- _Work instructions_
Take the listing and print it in full, exactly as given.

- _Extracted entries_

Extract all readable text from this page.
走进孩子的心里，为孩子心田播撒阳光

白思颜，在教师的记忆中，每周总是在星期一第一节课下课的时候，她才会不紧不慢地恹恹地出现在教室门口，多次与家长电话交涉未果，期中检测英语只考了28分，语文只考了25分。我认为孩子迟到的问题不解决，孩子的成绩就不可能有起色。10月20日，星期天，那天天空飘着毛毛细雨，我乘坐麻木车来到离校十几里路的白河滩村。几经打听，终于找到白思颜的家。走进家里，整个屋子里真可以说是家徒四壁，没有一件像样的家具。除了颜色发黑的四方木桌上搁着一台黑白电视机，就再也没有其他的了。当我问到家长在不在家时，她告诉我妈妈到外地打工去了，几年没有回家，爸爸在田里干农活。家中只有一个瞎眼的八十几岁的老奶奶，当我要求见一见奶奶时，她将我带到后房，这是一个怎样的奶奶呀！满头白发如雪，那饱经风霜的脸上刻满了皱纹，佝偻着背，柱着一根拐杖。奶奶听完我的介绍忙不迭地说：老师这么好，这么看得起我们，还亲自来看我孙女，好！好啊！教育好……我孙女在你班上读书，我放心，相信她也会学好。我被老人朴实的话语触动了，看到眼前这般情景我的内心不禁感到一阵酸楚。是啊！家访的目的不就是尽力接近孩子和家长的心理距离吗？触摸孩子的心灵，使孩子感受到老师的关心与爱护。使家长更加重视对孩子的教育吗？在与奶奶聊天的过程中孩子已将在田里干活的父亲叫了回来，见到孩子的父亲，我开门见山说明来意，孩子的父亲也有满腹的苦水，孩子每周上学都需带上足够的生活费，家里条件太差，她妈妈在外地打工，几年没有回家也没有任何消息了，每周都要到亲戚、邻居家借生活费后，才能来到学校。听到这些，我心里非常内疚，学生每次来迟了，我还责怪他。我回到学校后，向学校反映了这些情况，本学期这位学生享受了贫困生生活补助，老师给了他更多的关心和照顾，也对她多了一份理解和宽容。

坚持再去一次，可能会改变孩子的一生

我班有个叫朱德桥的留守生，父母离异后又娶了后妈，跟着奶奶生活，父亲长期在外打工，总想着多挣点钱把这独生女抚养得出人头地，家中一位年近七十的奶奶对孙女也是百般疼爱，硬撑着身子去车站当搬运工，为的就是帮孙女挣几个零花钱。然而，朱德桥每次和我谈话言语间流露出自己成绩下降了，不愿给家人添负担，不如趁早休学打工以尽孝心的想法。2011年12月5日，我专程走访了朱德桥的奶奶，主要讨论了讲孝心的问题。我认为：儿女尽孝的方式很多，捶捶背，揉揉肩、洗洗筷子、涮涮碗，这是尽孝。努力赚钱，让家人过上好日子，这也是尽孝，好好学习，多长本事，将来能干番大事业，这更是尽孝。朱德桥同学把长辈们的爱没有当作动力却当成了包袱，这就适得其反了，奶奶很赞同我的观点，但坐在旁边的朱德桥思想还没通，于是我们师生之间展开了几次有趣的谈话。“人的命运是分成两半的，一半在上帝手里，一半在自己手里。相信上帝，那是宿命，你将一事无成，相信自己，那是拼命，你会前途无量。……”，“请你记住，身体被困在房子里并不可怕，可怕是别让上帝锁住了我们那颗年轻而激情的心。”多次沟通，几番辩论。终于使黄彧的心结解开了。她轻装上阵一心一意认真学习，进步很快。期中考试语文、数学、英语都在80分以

- _Correct answer_
Extract all readable text from this page.
走进孩子的心里，为孩子心田播撒阳光

白思颜，在教师的记忆中，每周总是在星期一第一节课下课的时候，她才会不紧不慢地恹恹地出现在教室门口，多次与家长电话交涉未果，期中检测英语只考了28分，语文只考了25分。我认为孩子迟到的问题不解决，孩子的成绩就不可能有起色。10月20日，星期天，那天天空飘着毛毛细雨，我乘坐麻木车来到离校十几里路的白河滩村。几经打听，终于找到白思颜的家。走进家里，整个屋子里真可以说是家徒四壁，没有一件像样的家具。除了颜色发黑的四方木桌上搁着一台黑白电视机，就再也没有其他的了。当我问到家长在不在家时，她告诉我妈妈到外地打工去了，几年没有回家，爸爸在田里干农活。家中只有一个瞎眼的八十几岁的老奶奶，当我要求见一见奶奶时，她将我带到后房，这是一个怎样的奶奶呀！满头白发如雪，那饱经风霜的脸上刻满了皱纹，佝偻着背，柱着一根拐杖。奶奶听完我的介绍忙不迭地说：老师这么好，这么看得起我们，还亲自来看我孙女，好！好啊！教育好……我孙女在你班上读书，我放心，相信她也会学好。我被老人朴实的话语触动了，看到眼前这般情景我的内心不禁感到一阵酸楚。是啊！家访的目的不就是尽力接近孩子和家长的心理距离吗？触摸孩子的心灵，使孩子感受到老师的关心与爱护。使家长更加重视对孩子的教育吗？在与奶奶聊天的过程中孩子已将在田里干活的父亲叫了回来，见到孩子的父亲，我开门见山说明来意，孩子的父亲也有满腹的苦水，孩子每周上学都需带上足够的生活费，家里条件太差，她妈妈在外地打工，几年没有回家也没有任何消息了，每周都要到亲戚、邻居家借生活费后，才能来到学校。听到这些，我心里非常内疚，学生每次来迟了，我还责怪他。我回到学校后，向学校反映了这些情况，本学期这位学生享受了贫困生生活补助，老师给了他更多的关心和照顾，也对她多了一份理解和宽容。

坚持再去一次，可能会改变孩子的一生

我班有个叫朱德桥的留守生，父母离异后又娶了后妈，跟着奶奶生活，父亲长期在外打工，总想着多挣点钱把这独生女抚养得出人头地，家中一位年近七十的奶奶对孙女也是百般疼爱，硬撑着身子去车站当搬运工，为的就是帮孙女挣几个零花钱。然而，朱德桥每次和我谈话言语间流露出自己成绩下降了，不愿给家人添负担，不如趁早休学打工以尽孝心的想法。2011年12月5日，我专程走访了朱德桥的奶奶，主要讨论了讲孝心的问题。我认为：儿女尽孝的方式很多，捶捶背，揉揉肩、洗洗筷子、涮涮碗，这是尽孝。努力赚钱，让家人过上好日子，这也是尽孝，好好学习，多长本事，将来能干番大事业，这更是尽孝。朱德桥同学把长辈们的爱没有当作动力却当成了包袱，这就适得其反了，奶奶很赞同我的观点，但坐在旁边的朱德桥思想还没通，于是我们师生之间展开了几次有趣的谈话。“人的命运是分成两半的，一半在上帝手里，一半在自己手里。相信上帝，那是宿命，你将一事无成，相信自己，那是拼命，你会前途无量。……”，“请你记住，身体被困在房子里并不可怕，可怕是别让上帝锁住了我们那颗年轻而激情的心。”多次沟通，几番辩论。终于使黄彧的心结解开了。她轻装上阵一心一意认真学习，进步很快。期中考试语文、数学、英语都在80分以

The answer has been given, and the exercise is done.